#### Exercise brief
Which lines of the data below include the string "title"? Return each of them.

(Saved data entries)
######

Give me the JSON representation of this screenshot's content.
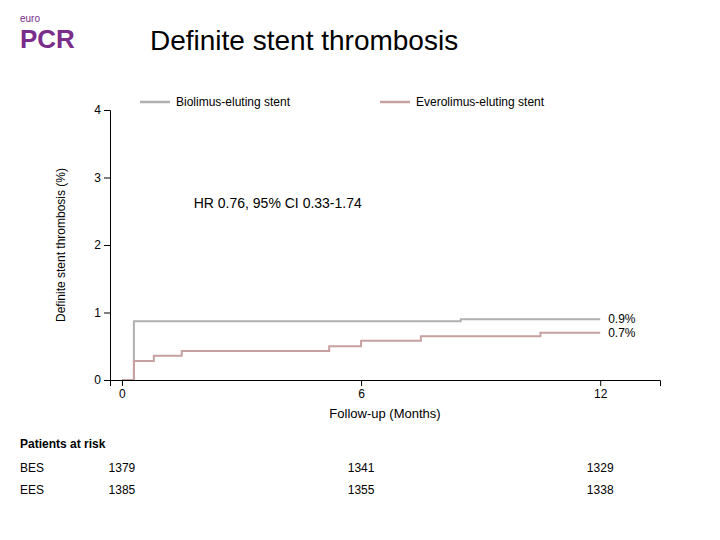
{
  "chart_data": {
    "type": "line",
    "title": "Definite stent thrombosis",
    "x_label": "Follow-up (Months)",
    "y_label": "Definite stent thrombosis (%)",
    "xlim": [
      -0.3,
      13.5
    ],
    "xticks": [
      0,
      6,
      12
    ],
    "ylim": [
      0,
      4
    ],
    "yticks": [
      0,
      1,
      2,
      3,
      4
    ],
    "grid": false,
    "legend": "top",
    "series": [
      {
        "name": "Biolimus-eluting stent",
        "color": "#b0b0b0",
        "x": [
          0,
          0.3,
          0.3,
          1.2,
          1.2,
          2.0,
          2.0,
          8.5,
          8.5,
          12.0
        ],
        "values": [
          0.0,
          0.0,
          0.87,
          0.87,
          0.87,
          0.87,
          0.87,
          0.87,
          0.9,
          0.9
        ]
      },
      {
        "name": "Everolimus-eluting stent",
        "color": "#c8a0a0",
        "x": [
          0,
          0.3,
          0.3,
          0.8,
          0.8,
          1.5,
          1.5,
          5.2,
          5.2,
          6.0,
          6.0,
          7.5,
          7.5,
          10.5,
          10.5,
          12.0
        ],
        "values": [
          0.0,
          0.0,
          0.28,
          0.28,
          0.36,
          0.36,
          0.43,
          0.43,
          0.5,
          0.5,
          0.58,
          0.58,
          0.65,
          0.65,
          0.7,
          0.7
        ]
      }
    ],
    "annotations": [
      {
        "text": "HR 0.76, 95% CI 0.33-1.74",
        "x": 1.8,
        "y": 2.55
      },
      {
        "text": "0.9%",
        "x": 12.2,
        "y": 0.9
      },
      {
        "text": "0.7%",
        "x": 12.2,
        "y": 0.7
      }
    ],
    "risk_table": {
      "title": "Patients at risk",
      "x": [
        0,
        6,
        12
      ],
      "rows": [
        {
          "label": "BES",
          "values": [
            1379,
            1341,
            1329
          ]
        },
        {
          "label": "EES",
          "values": [
            1385,
            1355,
            1338
          ]
        }
      ]
    },
    "logo": {
      "text": [
        "euro",
        "PCR"
      ],
      "color": "#7b2d8b"
    }
  }
}
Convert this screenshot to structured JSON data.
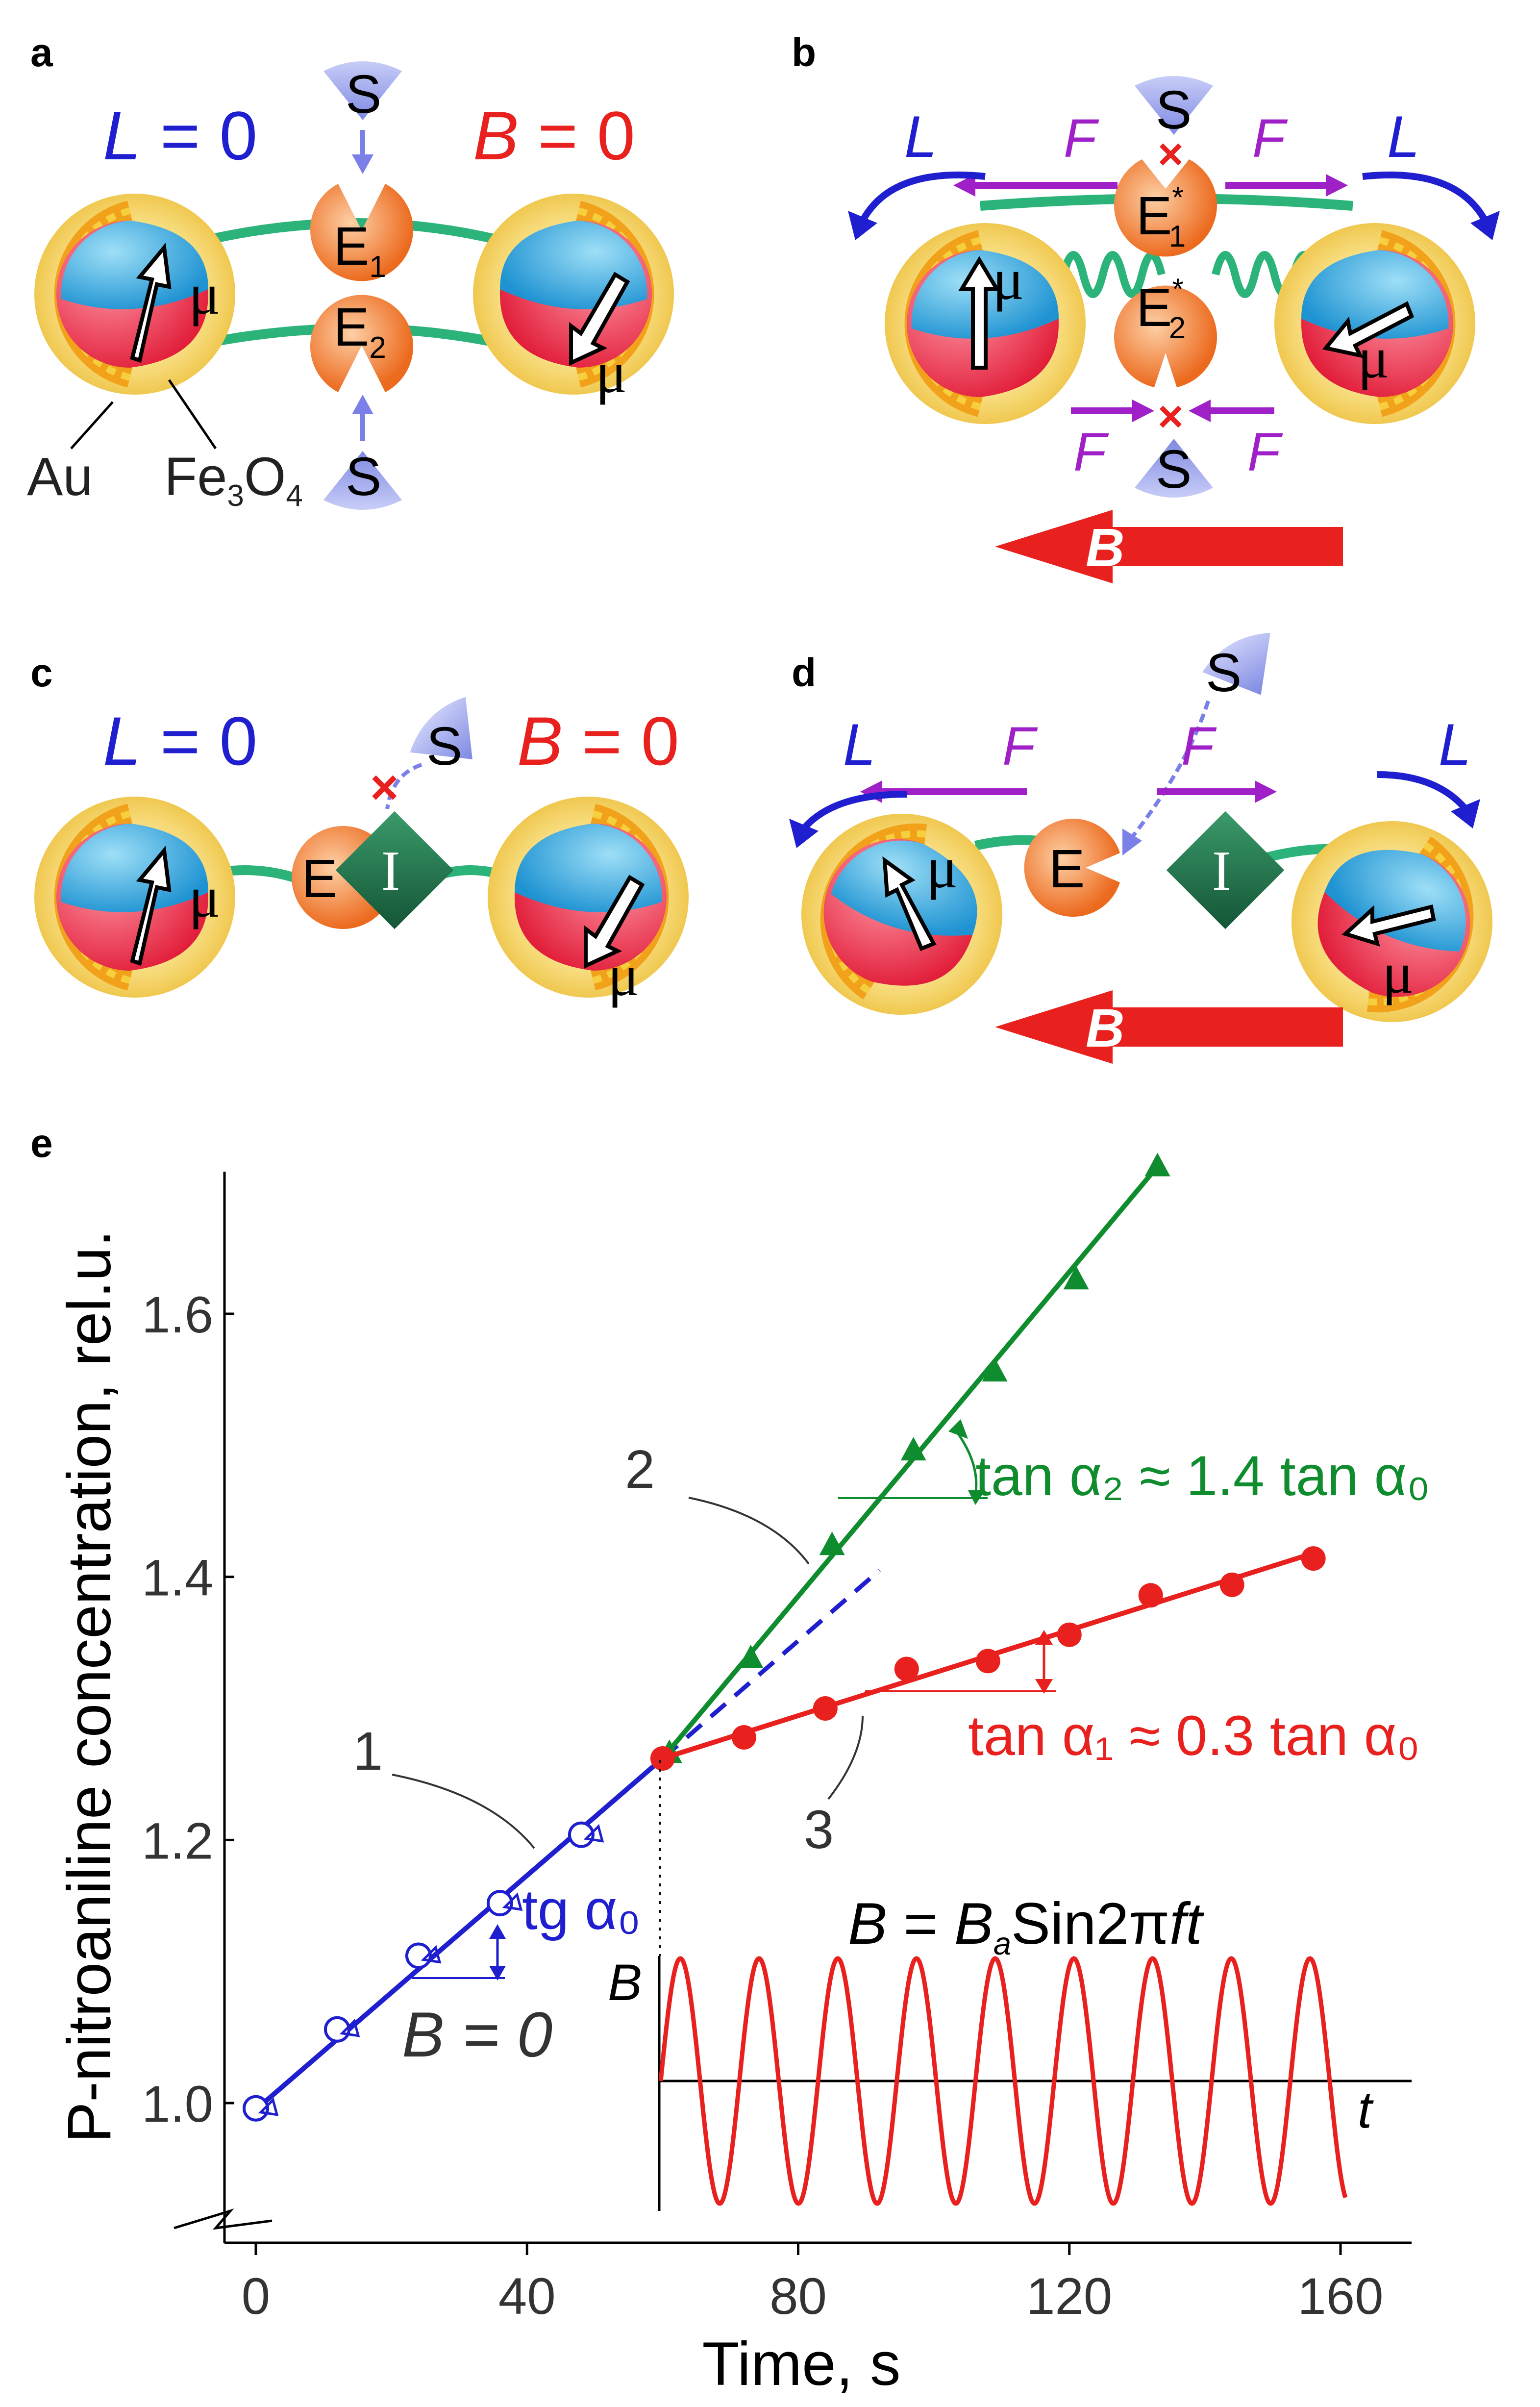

######

#### Result of this exercise
    "title": "Definite stent thrombosis",
      "title": "Patients at risk",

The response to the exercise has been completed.